Data records:
☆ ☆ ☆ ☆ ☆ ☆ ☆

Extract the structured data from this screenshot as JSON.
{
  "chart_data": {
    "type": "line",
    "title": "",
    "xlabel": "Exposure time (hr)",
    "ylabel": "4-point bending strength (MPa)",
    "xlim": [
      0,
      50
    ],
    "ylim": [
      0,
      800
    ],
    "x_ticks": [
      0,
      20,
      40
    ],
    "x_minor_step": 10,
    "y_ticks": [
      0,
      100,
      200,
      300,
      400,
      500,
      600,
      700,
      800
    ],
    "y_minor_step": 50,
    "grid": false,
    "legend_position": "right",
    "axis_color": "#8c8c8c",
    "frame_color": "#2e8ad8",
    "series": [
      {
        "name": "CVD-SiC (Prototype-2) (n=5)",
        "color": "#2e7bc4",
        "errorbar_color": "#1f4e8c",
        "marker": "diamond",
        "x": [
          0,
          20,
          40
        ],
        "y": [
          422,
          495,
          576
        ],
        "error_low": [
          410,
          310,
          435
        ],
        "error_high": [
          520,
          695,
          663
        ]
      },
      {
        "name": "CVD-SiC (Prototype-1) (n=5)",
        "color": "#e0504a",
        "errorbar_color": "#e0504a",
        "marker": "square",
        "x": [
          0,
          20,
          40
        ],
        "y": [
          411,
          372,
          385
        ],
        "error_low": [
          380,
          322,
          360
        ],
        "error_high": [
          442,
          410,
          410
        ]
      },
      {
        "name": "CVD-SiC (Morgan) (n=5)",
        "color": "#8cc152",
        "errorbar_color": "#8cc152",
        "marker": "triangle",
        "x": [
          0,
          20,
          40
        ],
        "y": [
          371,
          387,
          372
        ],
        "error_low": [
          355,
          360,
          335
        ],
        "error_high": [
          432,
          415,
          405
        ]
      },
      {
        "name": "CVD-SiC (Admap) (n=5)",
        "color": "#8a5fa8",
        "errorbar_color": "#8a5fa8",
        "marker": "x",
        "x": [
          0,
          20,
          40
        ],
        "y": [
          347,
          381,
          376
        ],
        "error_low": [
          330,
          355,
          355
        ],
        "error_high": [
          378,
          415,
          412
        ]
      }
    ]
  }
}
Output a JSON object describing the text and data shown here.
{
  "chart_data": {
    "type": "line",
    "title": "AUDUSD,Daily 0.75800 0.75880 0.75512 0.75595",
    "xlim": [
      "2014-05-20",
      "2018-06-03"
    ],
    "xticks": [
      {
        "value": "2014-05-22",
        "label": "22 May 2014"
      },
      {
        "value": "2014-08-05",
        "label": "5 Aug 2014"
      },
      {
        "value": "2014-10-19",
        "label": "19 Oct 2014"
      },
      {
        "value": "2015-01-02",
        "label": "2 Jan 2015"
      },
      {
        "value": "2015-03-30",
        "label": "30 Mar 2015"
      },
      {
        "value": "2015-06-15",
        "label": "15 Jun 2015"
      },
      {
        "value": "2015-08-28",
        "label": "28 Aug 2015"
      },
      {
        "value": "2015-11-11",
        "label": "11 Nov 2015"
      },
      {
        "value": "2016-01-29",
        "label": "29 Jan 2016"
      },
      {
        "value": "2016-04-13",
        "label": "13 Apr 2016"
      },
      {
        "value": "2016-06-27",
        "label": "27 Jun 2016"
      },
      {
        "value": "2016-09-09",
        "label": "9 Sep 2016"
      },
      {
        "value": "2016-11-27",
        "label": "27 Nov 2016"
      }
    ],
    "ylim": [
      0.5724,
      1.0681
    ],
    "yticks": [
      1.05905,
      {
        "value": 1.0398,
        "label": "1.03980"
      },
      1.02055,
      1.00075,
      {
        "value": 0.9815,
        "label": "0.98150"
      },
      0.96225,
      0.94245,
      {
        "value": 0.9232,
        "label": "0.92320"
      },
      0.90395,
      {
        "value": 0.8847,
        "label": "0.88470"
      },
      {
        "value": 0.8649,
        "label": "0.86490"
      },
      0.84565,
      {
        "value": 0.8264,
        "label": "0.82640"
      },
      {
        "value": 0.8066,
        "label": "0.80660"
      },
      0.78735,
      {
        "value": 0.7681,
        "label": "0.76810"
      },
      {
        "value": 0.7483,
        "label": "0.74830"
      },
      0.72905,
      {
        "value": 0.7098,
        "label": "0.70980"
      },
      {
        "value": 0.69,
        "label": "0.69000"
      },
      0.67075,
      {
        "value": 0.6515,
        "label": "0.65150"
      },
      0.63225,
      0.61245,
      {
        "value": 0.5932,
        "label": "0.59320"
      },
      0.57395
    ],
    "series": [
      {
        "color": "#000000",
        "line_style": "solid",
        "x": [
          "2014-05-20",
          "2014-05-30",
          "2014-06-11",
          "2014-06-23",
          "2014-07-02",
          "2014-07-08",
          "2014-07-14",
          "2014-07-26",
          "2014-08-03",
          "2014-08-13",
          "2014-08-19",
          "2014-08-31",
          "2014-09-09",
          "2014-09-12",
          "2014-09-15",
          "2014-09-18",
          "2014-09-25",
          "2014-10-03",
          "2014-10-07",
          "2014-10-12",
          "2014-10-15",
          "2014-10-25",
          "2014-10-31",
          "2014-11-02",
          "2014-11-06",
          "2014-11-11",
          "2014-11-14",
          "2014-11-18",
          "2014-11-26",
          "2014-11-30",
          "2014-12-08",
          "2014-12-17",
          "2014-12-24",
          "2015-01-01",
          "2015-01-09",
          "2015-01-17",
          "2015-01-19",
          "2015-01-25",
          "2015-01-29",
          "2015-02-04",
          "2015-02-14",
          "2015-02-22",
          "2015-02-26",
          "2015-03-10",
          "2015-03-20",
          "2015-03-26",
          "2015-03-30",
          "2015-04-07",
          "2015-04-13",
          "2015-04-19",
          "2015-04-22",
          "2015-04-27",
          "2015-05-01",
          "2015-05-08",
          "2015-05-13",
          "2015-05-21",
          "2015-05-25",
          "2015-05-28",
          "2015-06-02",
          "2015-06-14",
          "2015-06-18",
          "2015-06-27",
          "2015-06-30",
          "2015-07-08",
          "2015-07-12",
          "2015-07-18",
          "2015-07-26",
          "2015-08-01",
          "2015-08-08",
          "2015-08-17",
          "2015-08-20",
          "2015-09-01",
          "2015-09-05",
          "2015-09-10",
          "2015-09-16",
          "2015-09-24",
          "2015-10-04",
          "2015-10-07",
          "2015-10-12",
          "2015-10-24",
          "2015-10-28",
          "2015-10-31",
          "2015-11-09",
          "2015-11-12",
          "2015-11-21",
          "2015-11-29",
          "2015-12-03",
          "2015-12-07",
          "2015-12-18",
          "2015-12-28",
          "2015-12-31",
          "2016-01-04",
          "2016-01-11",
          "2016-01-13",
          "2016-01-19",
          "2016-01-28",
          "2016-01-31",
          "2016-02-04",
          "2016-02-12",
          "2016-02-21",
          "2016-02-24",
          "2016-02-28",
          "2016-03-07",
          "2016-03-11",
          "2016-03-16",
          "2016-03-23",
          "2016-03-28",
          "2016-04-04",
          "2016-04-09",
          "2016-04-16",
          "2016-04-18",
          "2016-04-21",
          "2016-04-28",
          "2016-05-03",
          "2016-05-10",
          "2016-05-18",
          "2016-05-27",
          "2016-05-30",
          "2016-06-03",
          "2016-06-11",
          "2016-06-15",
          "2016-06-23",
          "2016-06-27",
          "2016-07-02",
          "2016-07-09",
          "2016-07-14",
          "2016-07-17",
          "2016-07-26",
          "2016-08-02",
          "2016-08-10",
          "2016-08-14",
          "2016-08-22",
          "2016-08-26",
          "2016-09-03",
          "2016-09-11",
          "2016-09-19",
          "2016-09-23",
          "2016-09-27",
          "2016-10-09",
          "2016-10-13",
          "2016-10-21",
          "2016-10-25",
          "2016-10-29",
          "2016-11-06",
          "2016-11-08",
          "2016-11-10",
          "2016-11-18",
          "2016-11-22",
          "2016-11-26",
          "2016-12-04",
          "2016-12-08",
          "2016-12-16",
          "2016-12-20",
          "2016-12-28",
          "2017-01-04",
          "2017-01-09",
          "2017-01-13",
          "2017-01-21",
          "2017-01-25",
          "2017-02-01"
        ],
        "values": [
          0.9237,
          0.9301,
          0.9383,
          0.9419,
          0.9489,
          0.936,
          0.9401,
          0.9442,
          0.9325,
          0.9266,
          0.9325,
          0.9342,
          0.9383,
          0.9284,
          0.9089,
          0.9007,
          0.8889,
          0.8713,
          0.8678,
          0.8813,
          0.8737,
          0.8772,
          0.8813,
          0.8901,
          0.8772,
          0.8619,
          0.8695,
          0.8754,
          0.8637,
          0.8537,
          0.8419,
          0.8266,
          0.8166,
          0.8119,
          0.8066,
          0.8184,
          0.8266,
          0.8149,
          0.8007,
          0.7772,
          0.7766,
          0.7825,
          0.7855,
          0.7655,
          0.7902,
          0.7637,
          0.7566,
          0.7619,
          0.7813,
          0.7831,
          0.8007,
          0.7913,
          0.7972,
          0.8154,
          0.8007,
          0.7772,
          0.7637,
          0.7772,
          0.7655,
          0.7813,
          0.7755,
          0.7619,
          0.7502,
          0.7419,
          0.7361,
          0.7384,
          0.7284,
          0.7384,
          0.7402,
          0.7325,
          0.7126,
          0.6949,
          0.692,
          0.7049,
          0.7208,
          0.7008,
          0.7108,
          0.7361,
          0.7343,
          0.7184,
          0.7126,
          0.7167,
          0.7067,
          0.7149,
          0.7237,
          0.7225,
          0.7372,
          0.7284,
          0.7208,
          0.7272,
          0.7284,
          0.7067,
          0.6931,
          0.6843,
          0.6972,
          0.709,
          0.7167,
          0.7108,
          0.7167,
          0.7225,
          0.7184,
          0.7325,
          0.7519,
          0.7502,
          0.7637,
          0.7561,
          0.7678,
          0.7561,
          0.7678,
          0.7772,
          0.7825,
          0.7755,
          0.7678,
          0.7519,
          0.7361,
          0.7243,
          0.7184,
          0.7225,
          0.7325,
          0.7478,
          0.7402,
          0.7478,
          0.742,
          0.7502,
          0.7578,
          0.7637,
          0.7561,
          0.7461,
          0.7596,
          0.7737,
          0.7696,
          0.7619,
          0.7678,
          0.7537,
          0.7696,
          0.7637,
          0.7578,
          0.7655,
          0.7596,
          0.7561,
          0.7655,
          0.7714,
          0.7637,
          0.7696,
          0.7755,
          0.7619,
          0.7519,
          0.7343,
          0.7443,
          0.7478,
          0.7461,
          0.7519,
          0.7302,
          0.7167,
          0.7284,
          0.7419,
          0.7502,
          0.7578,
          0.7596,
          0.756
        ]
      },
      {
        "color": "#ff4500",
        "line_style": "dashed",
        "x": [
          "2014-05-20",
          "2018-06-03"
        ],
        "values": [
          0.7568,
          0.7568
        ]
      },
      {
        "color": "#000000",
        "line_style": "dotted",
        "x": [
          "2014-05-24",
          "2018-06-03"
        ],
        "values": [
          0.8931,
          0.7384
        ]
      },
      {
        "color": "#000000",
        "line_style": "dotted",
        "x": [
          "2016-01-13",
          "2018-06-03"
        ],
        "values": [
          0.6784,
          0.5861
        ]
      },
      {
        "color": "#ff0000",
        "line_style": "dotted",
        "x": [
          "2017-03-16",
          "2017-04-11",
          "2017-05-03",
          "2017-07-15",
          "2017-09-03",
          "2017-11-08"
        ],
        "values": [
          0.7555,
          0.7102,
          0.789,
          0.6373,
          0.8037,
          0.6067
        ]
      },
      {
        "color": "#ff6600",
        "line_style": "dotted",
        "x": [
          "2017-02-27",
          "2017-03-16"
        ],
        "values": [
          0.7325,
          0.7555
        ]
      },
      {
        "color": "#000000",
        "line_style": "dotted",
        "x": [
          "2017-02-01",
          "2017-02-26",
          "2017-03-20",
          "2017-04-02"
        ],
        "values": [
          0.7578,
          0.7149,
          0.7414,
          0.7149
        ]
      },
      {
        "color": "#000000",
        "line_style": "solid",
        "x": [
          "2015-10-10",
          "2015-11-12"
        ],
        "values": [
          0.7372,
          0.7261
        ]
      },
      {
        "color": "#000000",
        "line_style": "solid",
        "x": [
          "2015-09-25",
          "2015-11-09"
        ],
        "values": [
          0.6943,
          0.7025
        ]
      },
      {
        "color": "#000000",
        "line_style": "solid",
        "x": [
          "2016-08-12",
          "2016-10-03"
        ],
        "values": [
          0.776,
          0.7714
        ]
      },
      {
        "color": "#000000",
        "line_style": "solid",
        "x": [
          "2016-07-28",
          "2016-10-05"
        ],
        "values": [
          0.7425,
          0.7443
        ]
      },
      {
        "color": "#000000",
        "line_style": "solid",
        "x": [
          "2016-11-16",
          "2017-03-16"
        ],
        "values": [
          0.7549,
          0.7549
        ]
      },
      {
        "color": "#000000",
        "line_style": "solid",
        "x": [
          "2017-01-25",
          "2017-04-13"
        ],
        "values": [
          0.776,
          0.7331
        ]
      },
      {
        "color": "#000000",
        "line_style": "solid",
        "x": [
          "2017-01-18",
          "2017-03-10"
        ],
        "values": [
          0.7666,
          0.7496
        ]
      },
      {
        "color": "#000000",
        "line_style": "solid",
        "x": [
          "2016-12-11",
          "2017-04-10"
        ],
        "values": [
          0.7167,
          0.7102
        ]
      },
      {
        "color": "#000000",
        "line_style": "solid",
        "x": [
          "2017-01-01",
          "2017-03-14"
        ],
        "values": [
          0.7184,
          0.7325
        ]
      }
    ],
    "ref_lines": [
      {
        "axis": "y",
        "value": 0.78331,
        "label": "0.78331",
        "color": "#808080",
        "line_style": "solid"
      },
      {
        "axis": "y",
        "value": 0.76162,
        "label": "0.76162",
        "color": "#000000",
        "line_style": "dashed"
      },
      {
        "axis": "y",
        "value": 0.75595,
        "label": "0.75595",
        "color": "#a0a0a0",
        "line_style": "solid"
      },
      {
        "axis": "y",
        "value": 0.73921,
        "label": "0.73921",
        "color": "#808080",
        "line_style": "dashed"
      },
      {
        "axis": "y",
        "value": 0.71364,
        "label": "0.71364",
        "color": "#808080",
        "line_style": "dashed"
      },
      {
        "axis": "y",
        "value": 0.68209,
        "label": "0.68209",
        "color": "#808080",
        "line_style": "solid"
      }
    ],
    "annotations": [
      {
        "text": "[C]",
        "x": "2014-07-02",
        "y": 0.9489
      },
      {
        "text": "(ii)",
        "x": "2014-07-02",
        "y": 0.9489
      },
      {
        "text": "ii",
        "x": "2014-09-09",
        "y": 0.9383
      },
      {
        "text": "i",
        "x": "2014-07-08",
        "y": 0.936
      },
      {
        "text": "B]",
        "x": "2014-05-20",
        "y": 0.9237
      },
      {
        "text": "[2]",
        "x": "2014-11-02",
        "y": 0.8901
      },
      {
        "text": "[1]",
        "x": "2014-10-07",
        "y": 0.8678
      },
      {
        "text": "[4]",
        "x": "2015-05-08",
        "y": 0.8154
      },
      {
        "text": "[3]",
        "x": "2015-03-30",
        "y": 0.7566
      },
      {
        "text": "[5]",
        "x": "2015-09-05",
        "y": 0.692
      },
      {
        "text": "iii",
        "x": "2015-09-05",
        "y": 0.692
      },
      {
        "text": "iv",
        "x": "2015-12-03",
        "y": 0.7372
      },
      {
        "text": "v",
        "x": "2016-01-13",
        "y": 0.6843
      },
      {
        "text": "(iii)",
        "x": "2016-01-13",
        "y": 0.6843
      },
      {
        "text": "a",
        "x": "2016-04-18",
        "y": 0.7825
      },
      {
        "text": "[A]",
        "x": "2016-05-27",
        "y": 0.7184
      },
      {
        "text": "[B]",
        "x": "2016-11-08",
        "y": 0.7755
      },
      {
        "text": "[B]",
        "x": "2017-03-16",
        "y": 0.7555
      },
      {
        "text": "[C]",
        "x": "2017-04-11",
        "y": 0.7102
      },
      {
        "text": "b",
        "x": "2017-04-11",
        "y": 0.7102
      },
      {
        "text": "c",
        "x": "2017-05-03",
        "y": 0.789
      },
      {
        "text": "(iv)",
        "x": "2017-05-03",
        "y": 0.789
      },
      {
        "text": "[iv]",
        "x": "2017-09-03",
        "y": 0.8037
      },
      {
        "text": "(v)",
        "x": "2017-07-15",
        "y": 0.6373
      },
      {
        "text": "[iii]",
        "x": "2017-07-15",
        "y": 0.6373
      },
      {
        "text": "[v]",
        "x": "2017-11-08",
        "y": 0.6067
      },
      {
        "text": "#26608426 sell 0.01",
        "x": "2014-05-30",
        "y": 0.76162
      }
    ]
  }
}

☆ ☆ ☆ ☆ ☆ ☆ ☆

Exercise directions: Copy out each line of the data containing the string "title".

Written response:
    "title": "",
    "title": "AUDUSD,Daily 0.75800 0.75880 0.75512 0.75595",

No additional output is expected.